-- Start --
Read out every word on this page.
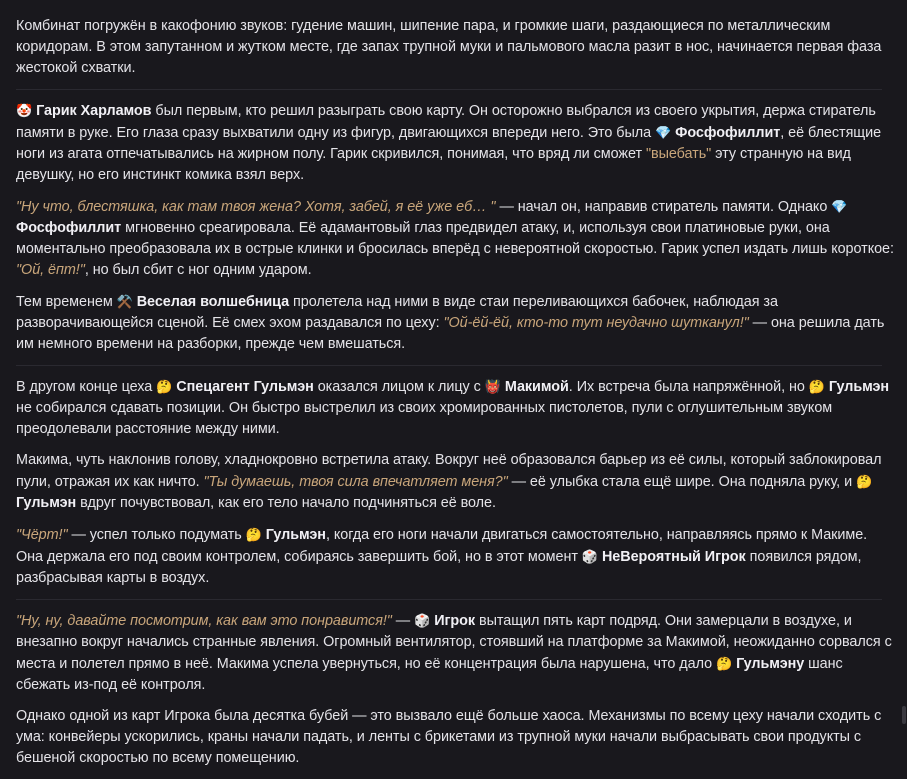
Комбинат погружён в какофонию звуков: гудение машин, шипение пара, и громкие шаги, раздающиеся по металлическим коридорам. В этом запутанном и жутком месте, где запах трупной муки и пальмового масла разит в нос, начинается первая фаза жестокой схватки.

🤡 Гарик Харламов был первым, кто решил разыграть свою карту. Он осторожно выбрался из своего укрытия, держа стиратель памяти в руке. Его глаза сразу выхватили одну из фигур, двигающихся впереди него. Это была 💎 Фосфофиллит, её блестящие ноги из агата отпечатывались на жирном полу. Гарик скривился, понимая, что вряд ли сможет "выебать" эту странную на вид девушку, но его инстинкт комика взял верх.

"Ну что, блестяшка, как там твоя жена? Хотя, забей, я её уже еб… " — начал он, направив стиратель памяти. Однако 💎 Фосфофиллит мгновенно среагировала. Её адамантовый глаз предвидел атаку, и, используя свои платиновые руки, она моментально преобразовала их в острые клинки и бросилась вперёд с невероятной скоростью. Гарик успел издать лишь короткое: "Ой, ёпт!", но был сбит с ног одним ударом.

Тем временем ⚒️ Веселая волшебница пролетела над ними в виде стаи переливающихся бабочек, наблюдая за разворачивающейся сценой. Её смех эхом раздавался по цеху: "Ой-ёй-ёй, кто-то тут неудачно шутканул!" — она решила дать им немного времени на разборки, прежде чем вмешаться.

В другом конце цеха 🤔 Спецагент Гульмэн оказался лицом к лицу с 👹 Макимой. Их встреча была напряжённой, но 🤔 Гульмэн не собирался сдавать позиции. Он быстро выстрелил из своих хромированных пистолетов, пули с оглушительным звуком преодолевали расстояние между ними.

Макима, чуть наклонив голову, хладнокровно встретила атаку. Вокруг неё образовался барьер из её силы, который заблокировал пули, отражая их как ничто. "Ты думаешь, твоя сила впечатляет меня?" — её улыбка стала ещё шире. Она подняла руку, и 🤔 Гульмэн вдруг почувствовал, как его тело начало подчиняться её воле.

"Чёрт!" — успел только подумать 🤔 Гульмэн, когда его ноги начали двигаться самостоятельно, направляясь прямо к Макиме. Она держала его под своим контролем, собираясь завершить бой, но в этот момент 🎲 НеВероятный Игрок появился рядом, разбрасывая карты в воздух.

"Ну, ну, давайте посмотрим, как вам это понравится!" — 🎲 Игрок вытащил пять карт подряд. Они замерцали в воздухе, и внезапно вокруг начались странные явления. Огромный вентилятор, стоявший на платформе за Макимой, неожиданно сорвался с места и полетел прямо в неё. Макима успела увернуться, но её концентрация была нарушена, что дало 🤔 Гульмэну шанс сбежать из-под её контроля.

Однако одной из карт Игрока была десятка бубей — это вызвало ещё больше хаоса. Механизмы по всему цеху начали сходить с ума: конвейеры ускорились, краны начали падать, и ленты с брикетами из трупной муки начали выбрасывать свои продукты с бешеной скоростью по всему помещению.
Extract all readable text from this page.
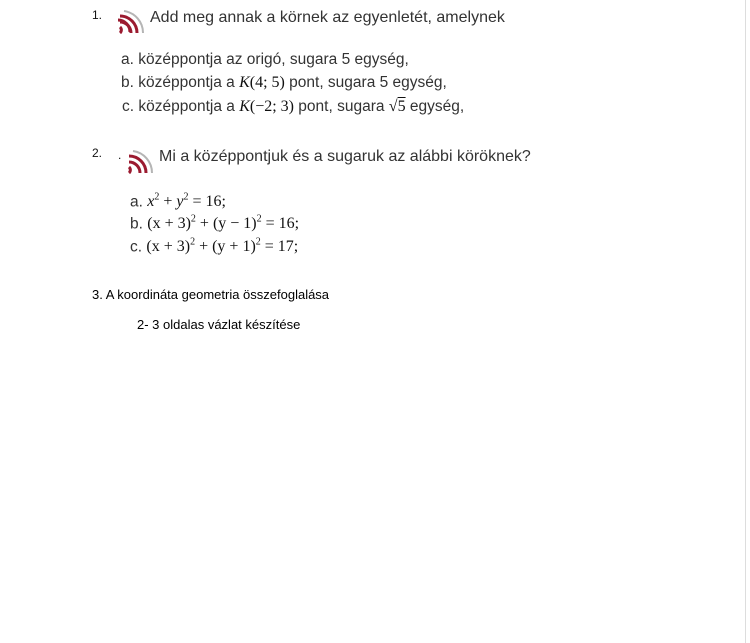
1.	Add meg annak a körnek az egyenletét, amelynek
a. középpontja az origó, sugara 5 egység,
b. középpontja a K(4; 5) pont, sugara 5 egység,
c. középpontja a K(−2; 3) pont, sugara √5 egység,
2. . Mi a középpontjuk és a sugaruk az alábbi köröknek?
a. $x^2 + y^2 = 16$;
b. $(x + 3)^2 + (y - 1)^2 = 16$;
c. $(x + 3)^2 + (y + 1)^2 = 17$;
3. A koordináta geometria összefoglalása
2- 3 oldalas vázlat készítése
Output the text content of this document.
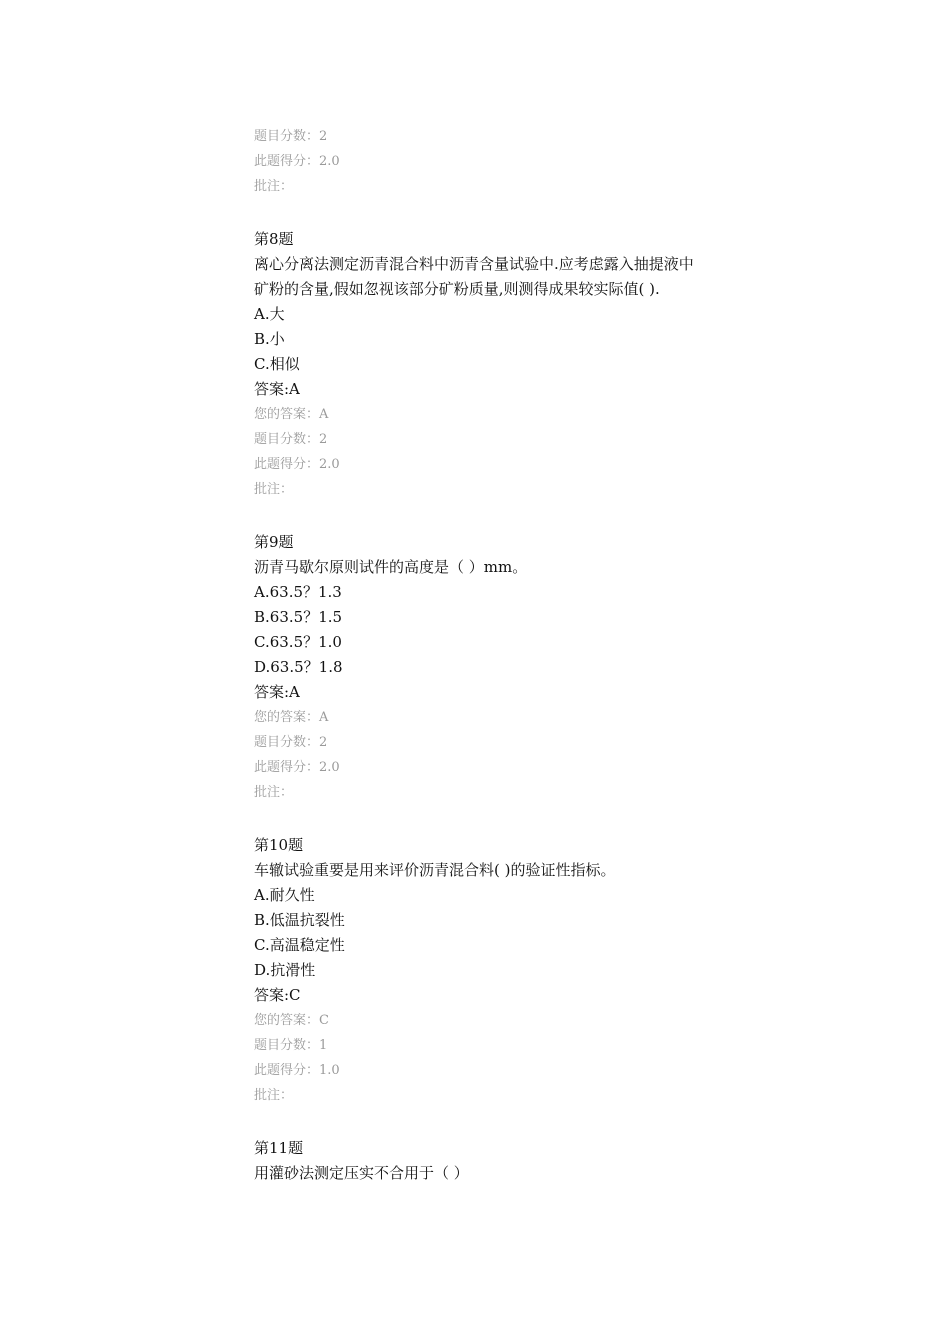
题目分数：2
此题得分：2.0
批注：
第8题
离心分离法测定沥青混合料中沥青含量试验中.应考虑露入抽提液中矿粉的含量,假如忽视该部分矿粉质量,则测得成果较实际值( ).
A.大
B.小
C.相似
答案:A
您的答案：A
题目分数：2
此题得分：2.0
批注：
第9题
沥青马歇尔原则试件的高度是（ ）mm。
A.63.5？1.3
B.63.5？1.5
C.63.5？1.0
D.63.5？1.8
答案:A
您的答案：A
题目分数：2
此题得分：2.0
批注：
第10题
车辙试验重要是用来评价沥青混合料( )的验证性指标。
A.耐久性
B.低温抗裂性
C.高温稳定性
D.抗滑性
答案:C
您的答案：C
题目分数：1
此题得分：1.0
批注：
第11题
用灌砂法测定压实不合用于（ ）
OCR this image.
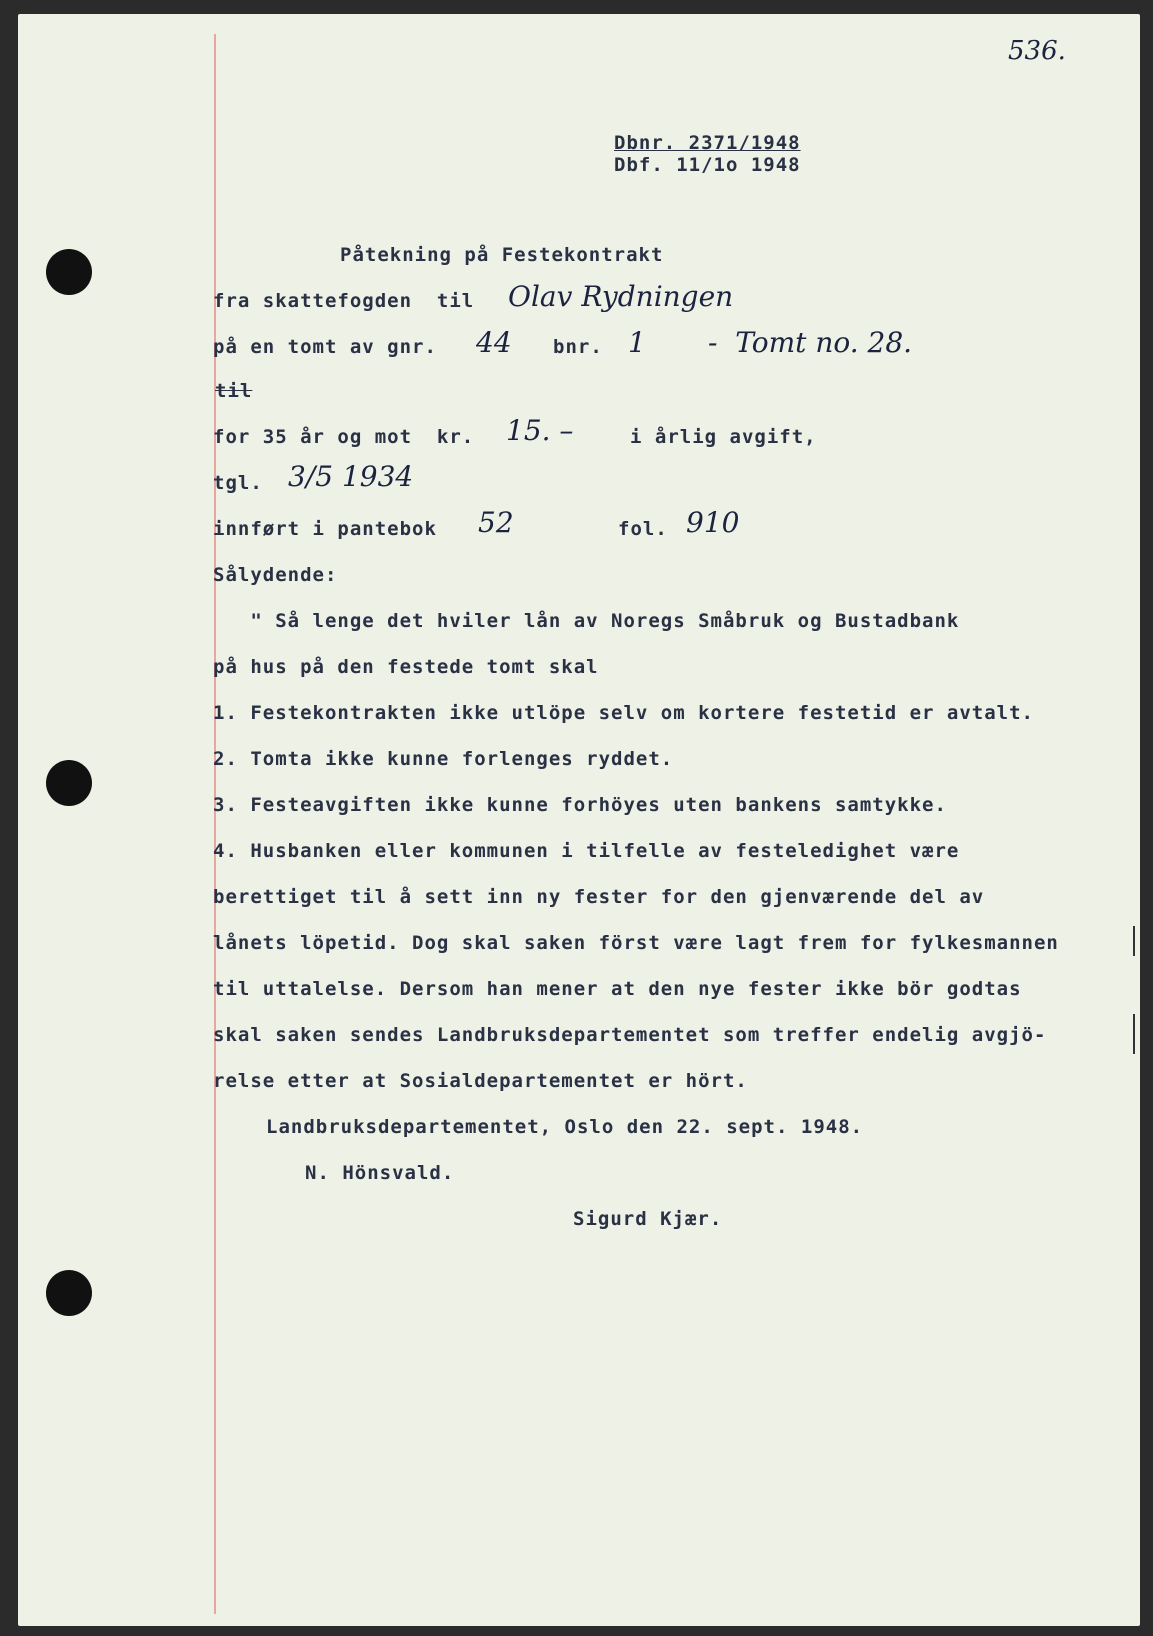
536.
Dbnr. 2371/1948
Dbf. 11/1o 1948
Påtekning på Festekontrakt
fra skattefogden  til Olav Rydningen
på en tomt av gnr. 44 bnr. 1 -  Tomt no. 28.
til
for 35 år og mot  kr. 15. –	i årlig avgift,
tgl. 3/5 1934
innført i pantebok 52	fol. 910
Sålydende:
" Så lenge det hviler lån av Noregs Småbruk og Bustadbank
på hus på den festede tomt skal
1. Festekontrakten ikke utlöpe selv om kortere festetid er avtalt.
2. Tomta ikke kunne forlenges ryddet.
3. Festeavgiften ikke kunne forhöyes uten bankens samtykke.
4. Husbanken eller kommunen i tilfelle av festeledighet være
berettiget til å sett inn ny fester for den gjenværende del av
lånets löpetid. Dog skal saken först være lagt frem for fylkesmannen
til uttalelse. Dersom han mener at den nye fester ikke bör godtas
skal saken sendes Landbruksdepartementet som treffer endelig avgjö-
relse etter at Sosialdepartementet er hört.
Landbruksdepartementet, Oslo den 22. sept. 1948.
N. Hönsvald.
Sigurd Kjær.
-- End --
= Instructions to follow =
Make an exact copy of the listing above. Do not include the pictures.

= Correct answer =
Read out every word on this page.
Комбинат погружён в какофонию звуков: гудение машин, шипение пара, и громкие шаги, раздающиеся по металлическим коридорам. В этом запутанном и жутком месте, где запах трупной муки и пальмового масла разит в нос, начинается первая фаза жестокой схватки.

🤡 Гарик Харламов был первым, кто решил разыграть свою карту. Он осторожно выбрался из своего укрытия, держа стиратель памяти в руке. Его глаза сразу выхватили одну из фигур, двигающихся впереди него. Это была 💎 Фосфофиллит, её блестящие ноги из агата отпечатывались на жирном полу. Гарик скривился, понимая, что вряд ли сможет "выебать" эту странную на вид девушку, но его инстинкт комика взял верх.

"Ну что, блестяшка, как там твоя жена? Хотя, забей, я её уже еб… " — начал он, направив стиратель памяти. Однако 💎 Фосфофиллит мгновенно среагировала. Её адамантовый глаз предвидел атаку, и, используя свои платиновые руки, она моментально преобразовала их в острые клинки и бросилась вперёд с невероятной скоростью. Гарик успел издать лишь короткое: "Ой, ёпт!", но был сбит с ног одним ударом.

Тем временем ⚒️ Веселая волшебница пролетела над ними в виде стаи переливающихся бабочек, наблюдая за разворачивающейся сценой. Её смех эхом раздавался по цеху: "Ой-ёй-ёй, кто-то тут неудачно шутканул!" — она решила дать им немного времени на разборки, прежде чем вмешаться.

В другом конце цеха 🤔 Спецагент Гульмэн оказался лицом к лицу с 👹 Макимой. Их встреча была напряжённой, но 🤔 Гульмэн не собирался сдавать позиции. Он быстро выстрелил из своих хромированных пистолетов, пули с оглушительным звуком преодолевали расстояние между ними.

Макима, чуть наклонив голову, хладнокровно встретила атаку. Вокруг неё образовался барьер из её силы, который заблокировал пули, отражая их как ничто. "Ты думаешь, твоя сила впечатляет меня?" — её улыбка стала ещё шире. Она подняла руку, и 🤔 Гульмэн вдруг почувствовал, как его тело начало подчиняться её воле.

"Чёрт!" — успел только подумать 🤔 Гульмэн, когда его ноги начали двигаться самостоятельно, направляясь прямо к Макиме. Она держала его под своим контролем, собираясь завершить бой, но в этот момент 🎲 НеВероятный Игрок появился рядом, разбрасывая карты в воздух.

"Ну, ну, давайте посмотрим, как вам это понравится!" — 🎲 Игрок вытащил пять карт подряд. Они замерцали в воздухе, и внезапно вокруг начались странные явления. Огромный вентилятор, стоявший на платформе за Макимой, неожиданно сорвался с места и полетел прямо в неё. Макима успела увернуться, но её концентрация была нарушена, что дало 🤔 Гульмэну шанс сбежать из-под её контроля.

Однако одной из карт Игрока была десятка бубей — это вызвало ещё больше хаоса. Механизмы по всему цеху начали сходить с ума: конвейеры ускорились, краны начали падать, и ленты с брикетами из трупной муки начали выбрасывать свои продукты с бешеной скоростью по всему помещению.
Extract all readable text from this page.
1.	Add meg annak a körnek az egyenletét, amelynek
a. középpontja az origó, sugara 5 egység,
b. középpontja a K(4; 5) pont, sugara 5 egység,
c. középpontja a K(−2; 3) pont, sugara √5 egység,
2. . Mi a középpontjuk és a sugaruk az alábbi köröknek?
a. $x^2 + y^2 = 16$;
b. $(x + 3)^2 + (y - 1)^2 = 16$;
c. $(x + 3)^2 + (y + 1)^2 = 17$;
3. A koordináta geometria összefoglalása
2- 3 oldalas vázlat készítése
Output the text content of this document.
题目分数：2
此题得分：2.0
批注：
第8题
离心分离法测定沥青混合料中沥青含量试验中.应考虑露入抽提液中矿粉的含量,假如忽视该部分矿粉质量,则测得成果较实际值( ).
A.大
B.小
C.相似
答案:A
您的答案：A
题目分数：2
此题得分：2.0
批注：
第9题
沥青马歇尔原则试件的高度是（ ）mm。
A.63.5？1.3
B.63.5？1.5
C.63.5？1.0
D.63.5？1.8
答案:A
您的答案：A
题目分数：2
此题得分：2.0
批注：
第10题
车辙试验重要是用来评价沥青混合料( )的验证性指标。
A.耐久性
B.低温抗裂性
C.高温稳定性
D.抗滑性
答案:C
您的答案：C
题目分数：1
此题得分：1.0
批注：
第11题
用灌砂法测定压实不合用于（ ）
OCR this image.
536.
Dbnr. 2371/1948
Dbf. 11/1o 1948
Påtekning på Festekontrakt
fra skattefogden  til Olav Rydningen
på en tomt av gnr. 44 bnr. 1 -  Tomt no. 28.
til
for 35 år og mot  kr. 15. –	i årlig avgift,
tgl. 3/5 1934
innført i pantebok 52	fol. 910
Sålydende:
" Så lenge det hviler lån av Noregs Småbruk og Bustadbank
på hus på den festede tomt skal
1. Festekontrakten ikke utlöpe selv om kortere festetid er avtalt.
2. Tomta ikke kunne forlenges ryddet.
3. Festeavgiften ikke kunne forhöyes uten bankens samtykke.
4. Husbanken eller kommunen i tilfelle av festeledighet være
berettiget til å sett inn ny fester for den gjenværende del av
lånets löpetid. Dog skal saken först være lagt frem for fylkesmannen
til uttalelse. Dersom han mener at den nye fester ikke bör godtas
skal saken sendes Landbruksdepartementet som treffer endelig avgjö-
relse etter at Sosialdepartementet er hört.
Landbruksdepartementet, Oslo den 22. sept. 1948.
N. Hönsvald.
Sigurd Kjær.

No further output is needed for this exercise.